**CONSIGNE**. Reprenez le passage du texte sur le culte en Palestine situé entre « Les prêtres eux-mêmes » et « rôle de Jésus. », inclus, en le mettant à jour : remplacez « réformateur » par « prophète ».

**TEXTE À LIRE**.
___
C'est ce qui arriva en Palestine: Le
culte avait dégénéré en
une série interminable de services
multipliés au point d'être un fardeau
insupportable à la vie. Les ministres de la
religion les accumulaient sur le peuple
jusqu'à ce que les consciences fussent si
troublées du sentiment des déficits
inévitables que toute la joie de la
communion avec Dieu en fût éteinte.
Les prêtres eux-mêmes n'étaient
pas capables d'accomplir toutes les pratiques
qu'ils inventaient et de là naquit
l'hypocrisie, puisqu'ils étaient
censés exécuter ce qu'ils
prescrivaient à autrui. Mais « ils
liaient sur les épaules des hommes de lourds
fardeaux qu'ils n'auraient pas touchés
eux-mêmes ». Il était temps qu'un
réformateur apparût et tel fut le
rôle de Jésus.
La première explosion
éclata au début de son
ministère quand il chassa
du temple les vendeurs et les acheteurs. Une bonne
intention avait présidé autrefois
à ce trafic: ils vendaient les colombes et
les boeufs destinés aux sacrifices des
adorateurs étrangers qui arrivaient par
centaines de mille à la fête de
Jérusalem et ne pouvaient aisément
transporter avec eux ces animaux; ils
échangeaient encore la monnaie du pays
contre l'argent de ces voyageurs.
C'était un commerce utile,
mais qui était devenu un abus, car la vente
du bétail et le change de l'argent
étaient taxés à un prix
exorbitant; le marché se faisait au milieu
d'un bruit étourdissant de clameurs qui
troublaient le service divin et il tenait tant de
place que les Gentils étaient,
rejetés hors de la cour du temple. Bref, la
maison de prière était devenue une
caverne de voleurs.
___
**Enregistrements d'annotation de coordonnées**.
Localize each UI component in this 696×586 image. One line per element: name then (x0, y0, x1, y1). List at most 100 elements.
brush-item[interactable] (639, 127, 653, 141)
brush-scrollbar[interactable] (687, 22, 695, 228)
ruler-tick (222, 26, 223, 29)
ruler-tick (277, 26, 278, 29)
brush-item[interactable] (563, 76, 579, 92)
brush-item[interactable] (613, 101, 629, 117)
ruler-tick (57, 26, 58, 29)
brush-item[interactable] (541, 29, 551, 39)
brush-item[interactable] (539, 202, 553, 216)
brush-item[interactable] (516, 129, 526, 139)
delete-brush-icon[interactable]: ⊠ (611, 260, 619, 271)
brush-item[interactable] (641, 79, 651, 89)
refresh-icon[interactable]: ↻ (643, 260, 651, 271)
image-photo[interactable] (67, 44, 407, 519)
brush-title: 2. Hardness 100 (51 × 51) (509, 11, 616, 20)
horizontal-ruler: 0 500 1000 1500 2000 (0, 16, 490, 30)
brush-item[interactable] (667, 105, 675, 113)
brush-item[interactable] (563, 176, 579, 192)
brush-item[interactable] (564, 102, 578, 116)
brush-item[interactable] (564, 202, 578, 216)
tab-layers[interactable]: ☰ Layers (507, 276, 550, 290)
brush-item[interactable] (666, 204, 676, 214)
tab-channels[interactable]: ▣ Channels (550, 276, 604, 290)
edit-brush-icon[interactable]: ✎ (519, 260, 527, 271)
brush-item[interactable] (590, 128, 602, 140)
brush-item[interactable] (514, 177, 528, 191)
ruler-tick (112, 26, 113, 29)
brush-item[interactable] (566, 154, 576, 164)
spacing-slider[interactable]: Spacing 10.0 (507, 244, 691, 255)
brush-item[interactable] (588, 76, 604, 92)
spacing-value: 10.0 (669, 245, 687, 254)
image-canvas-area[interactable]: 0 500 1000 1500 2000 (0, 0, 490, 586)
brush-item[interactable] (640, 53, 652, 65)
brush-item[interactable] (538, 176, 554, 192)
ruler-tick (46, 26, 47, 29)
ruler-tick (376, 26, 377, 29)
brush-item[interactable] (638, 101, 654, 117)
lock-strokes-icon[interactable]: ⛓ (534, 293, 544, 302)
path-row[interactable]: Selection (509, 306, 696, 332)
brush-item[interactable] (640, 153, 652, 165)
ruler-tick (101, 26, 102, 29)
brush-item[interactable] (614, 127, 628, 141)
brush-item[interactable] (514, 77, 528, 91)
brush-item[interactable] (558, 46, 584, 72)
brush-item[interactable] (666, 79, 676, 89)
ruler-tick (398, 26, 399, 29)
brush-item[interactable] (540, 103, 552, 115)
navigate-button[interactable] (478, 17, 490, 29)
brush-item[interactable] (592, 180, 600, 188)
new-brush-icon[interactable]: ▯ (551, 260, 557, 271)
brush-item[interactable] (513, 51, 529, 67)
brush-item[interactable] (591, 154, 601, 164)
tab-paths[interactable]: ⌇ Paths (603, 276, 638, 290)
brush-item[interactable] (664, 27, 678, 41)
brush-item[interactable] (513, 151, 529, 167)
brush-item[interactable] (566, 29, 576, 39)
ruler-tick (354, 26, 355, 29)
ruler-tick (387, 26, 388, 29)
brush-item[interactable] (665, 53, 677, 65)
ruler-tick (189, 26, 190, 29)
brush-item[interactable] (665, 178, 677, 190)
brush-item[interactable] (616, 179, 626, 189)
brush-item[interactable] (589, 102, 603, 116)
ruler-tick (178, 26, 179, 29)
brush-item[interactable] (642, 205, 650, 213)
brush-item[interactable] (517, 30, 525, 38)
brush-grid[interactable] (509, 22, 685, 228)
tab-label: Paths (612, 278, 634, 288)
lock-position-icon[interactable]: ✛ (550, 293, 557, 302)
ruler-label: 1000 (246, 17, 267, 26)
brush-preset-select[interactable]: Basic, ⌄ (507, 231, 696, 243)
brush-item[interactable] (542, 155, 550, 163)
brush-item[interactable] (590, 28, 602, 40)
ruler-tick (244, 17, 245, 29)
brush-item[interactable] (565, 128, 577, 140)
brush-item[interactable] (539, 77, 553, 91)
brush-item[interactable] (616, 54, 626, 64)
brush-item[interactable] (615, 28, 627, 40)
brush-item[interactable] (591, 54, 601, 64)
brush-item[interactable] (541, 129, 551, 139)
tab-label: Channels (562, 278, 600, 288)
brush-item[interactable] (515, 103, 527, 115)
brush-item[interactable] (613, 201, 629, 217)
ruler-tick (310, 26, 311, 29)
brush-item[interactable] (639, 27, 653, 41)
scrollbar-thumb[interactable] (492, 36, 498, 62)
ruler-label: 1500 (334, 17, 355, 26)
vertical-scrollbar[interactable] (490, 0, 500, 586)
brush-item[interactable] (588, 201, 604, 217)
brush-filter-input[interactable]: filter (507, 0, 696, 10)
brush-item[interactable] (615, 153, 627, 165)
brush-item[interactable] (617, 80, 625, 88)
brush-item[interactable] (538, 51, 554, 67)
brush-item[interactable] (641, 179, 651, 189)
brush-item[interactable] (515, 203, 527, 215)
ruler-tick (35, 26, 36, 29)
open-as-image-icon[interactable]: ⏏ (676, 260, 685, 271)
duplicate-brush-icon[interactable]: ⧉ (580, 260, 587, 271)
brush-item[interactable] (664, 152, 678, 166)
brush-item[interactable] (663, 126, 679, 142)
___
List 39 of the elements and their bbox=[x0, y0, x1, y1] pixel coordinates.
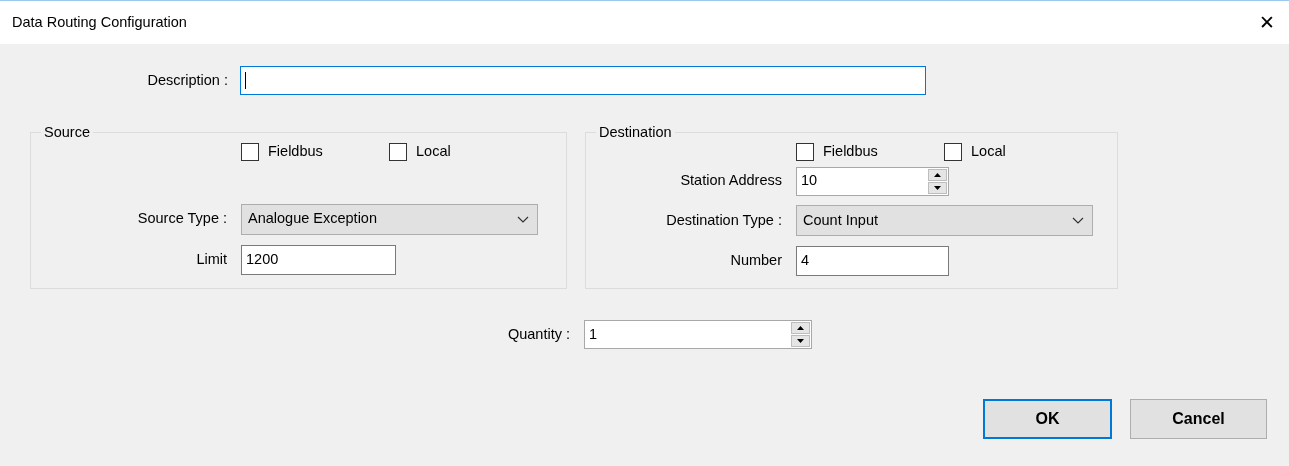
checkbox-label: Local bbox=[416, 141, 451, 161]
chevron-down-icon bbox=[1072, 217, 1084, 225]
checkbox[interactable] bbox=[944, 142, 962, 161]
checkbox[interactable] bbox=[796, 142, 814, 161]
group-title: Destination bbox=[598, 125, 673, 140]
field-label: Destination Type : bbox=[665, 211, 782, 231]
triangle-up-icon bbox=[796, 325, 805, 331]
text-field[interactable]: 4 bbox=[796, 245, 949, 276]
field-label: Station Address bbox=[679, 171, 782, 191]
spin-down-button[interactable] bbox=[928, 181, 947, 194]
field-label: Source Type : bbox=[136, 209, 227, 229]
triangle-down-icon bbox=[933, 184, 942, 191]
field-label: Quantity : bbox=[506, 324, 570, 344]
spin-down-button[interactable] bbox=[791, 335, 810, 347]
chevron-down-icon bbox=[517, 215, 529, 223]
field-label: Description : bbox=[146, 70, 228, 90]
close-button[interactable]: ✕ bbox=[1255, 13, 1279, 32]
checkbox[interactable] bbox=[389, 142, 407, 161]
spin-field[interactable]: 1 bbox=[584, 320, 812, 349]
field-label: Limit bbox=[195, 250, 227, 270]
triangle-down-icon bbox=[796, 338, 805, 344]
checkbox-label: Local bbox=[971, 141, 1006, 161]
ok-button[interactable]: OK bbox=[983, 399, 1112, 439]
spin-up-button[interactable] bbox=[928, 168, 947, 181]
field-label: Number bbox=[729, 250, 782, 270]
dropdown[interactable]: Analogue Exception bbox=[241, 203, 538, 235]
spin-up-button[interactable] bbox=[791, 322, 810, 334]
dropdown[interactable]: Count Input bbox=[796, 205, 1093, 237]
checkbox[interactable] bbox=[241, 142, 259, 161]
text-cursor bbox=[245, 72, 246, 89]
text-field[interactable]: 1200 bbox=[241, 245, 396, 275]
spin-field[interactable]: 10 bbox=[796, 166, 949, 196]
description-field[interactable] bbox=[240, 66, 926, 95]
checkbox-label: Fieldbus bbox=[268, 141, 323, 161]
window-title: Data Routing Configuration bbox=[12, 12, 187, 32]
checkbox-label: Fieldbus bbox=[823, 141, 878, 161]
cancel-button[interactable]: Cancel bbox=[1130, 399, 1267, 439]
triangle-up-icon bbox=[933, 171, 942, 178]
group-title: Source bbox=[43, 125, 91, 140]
___
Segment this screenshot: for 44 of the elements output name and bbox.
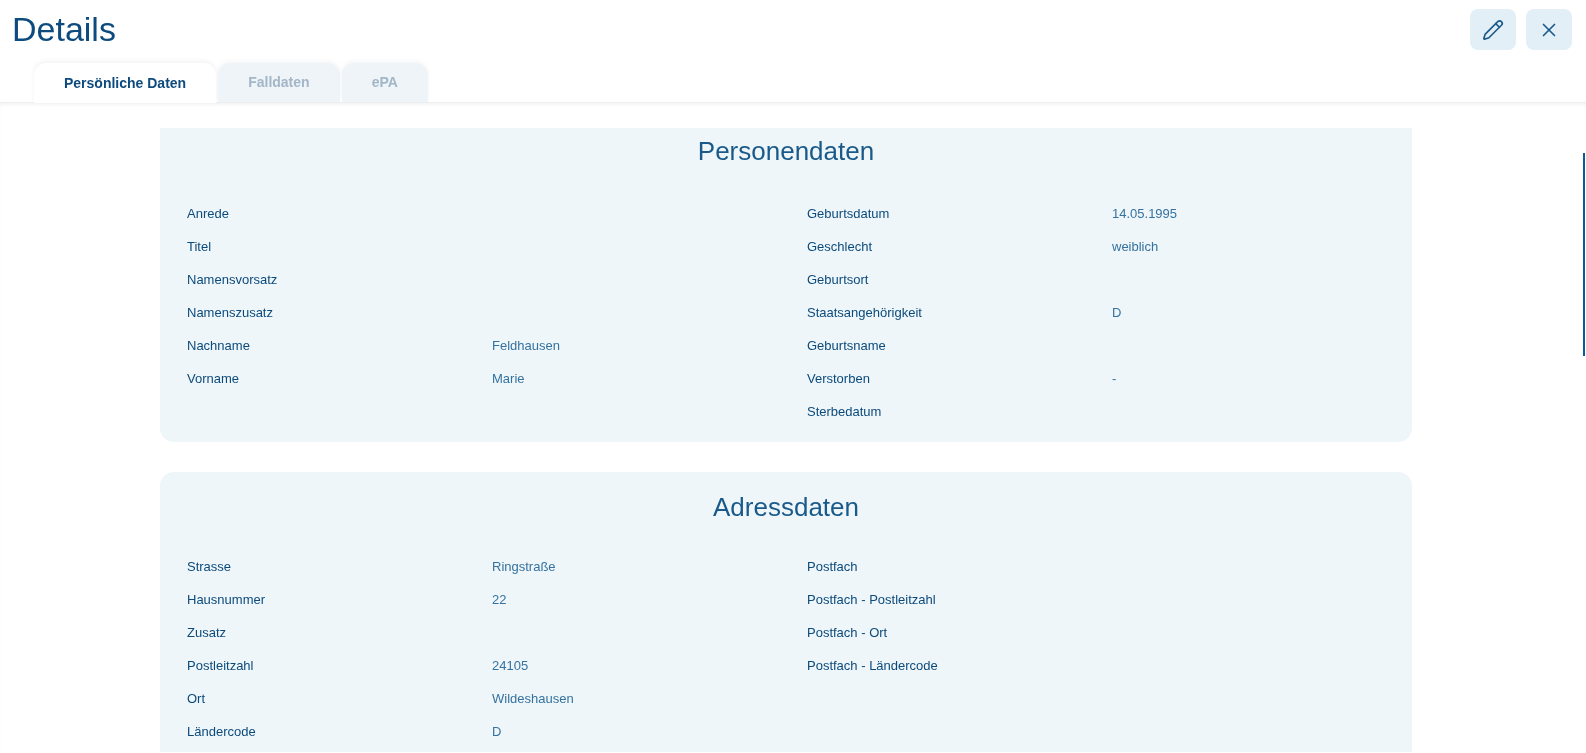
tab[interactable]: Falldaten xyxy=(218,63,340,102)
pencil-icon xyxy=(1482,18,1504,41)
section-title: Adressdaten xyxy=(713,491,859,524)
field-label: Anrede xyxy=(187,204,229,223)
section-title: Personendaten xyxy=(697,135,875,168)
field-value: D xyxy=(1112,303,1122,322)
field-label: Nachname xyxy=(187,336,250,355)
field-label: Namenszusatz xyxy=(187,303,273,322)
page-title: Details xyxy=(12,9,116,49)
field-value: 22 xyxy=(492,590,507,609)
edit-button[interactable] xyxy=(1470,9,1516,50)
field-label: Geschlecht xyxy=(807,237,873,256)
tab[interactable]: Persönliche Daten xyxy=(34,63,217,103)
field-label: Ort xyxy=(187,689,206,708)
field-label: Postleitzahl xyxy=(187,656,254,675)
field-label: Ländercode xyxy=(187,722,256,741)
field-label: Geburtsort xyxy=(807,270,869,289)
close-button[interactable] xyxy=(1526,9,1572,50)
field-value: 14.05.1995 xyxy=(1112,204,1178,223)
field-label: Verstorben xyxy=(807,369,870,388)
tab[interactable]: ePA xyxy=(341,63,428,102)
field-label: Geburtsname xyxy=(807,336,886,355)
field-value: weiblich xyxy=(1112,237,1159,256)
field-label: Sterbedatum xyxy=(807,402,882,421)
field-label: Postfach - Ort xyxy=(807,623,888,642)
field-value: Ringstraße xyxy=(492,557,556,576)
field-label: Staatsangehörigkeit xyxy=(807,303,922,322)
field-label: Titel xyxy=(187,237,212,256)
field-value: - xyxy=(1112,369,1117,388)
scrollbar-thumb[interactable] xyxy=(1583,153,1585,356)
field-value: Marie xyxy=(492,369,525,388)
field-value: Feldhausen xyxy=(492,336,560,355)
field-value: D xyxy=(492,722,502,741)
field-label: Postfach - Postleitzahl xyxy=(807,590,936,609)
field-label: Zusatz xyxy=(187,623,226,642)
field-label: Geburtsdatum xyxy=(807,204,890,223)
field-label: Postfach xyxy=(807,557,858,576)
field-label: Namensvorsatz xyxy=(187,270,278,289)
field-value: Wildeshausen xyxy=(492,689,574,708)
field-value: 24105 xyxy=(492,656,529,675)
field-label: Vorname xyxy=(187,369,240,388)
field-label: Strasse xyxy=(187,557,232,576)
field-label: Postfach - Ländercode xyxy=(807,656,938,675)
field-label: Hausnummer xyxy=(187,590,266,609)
___
**RÉPONSE ATTENDUE**.
Les prêtres eux-mêmes n'étaient
pas capables d'accomplir toutes les pratiques
qu'ils inventaient et de là naquit
l'hypocrisie, puisqu'ils étaient
censés exécuter ce qu'ils
prescrivaient à autrui. Mais « ils
liaient sur les épaules des hommes de lourds
fardeaux qu'ils n'auraient pas touchés
eux-mêmes ». Il était temps qu'un
prophète apparût et tel fut le
rôle de Jésus.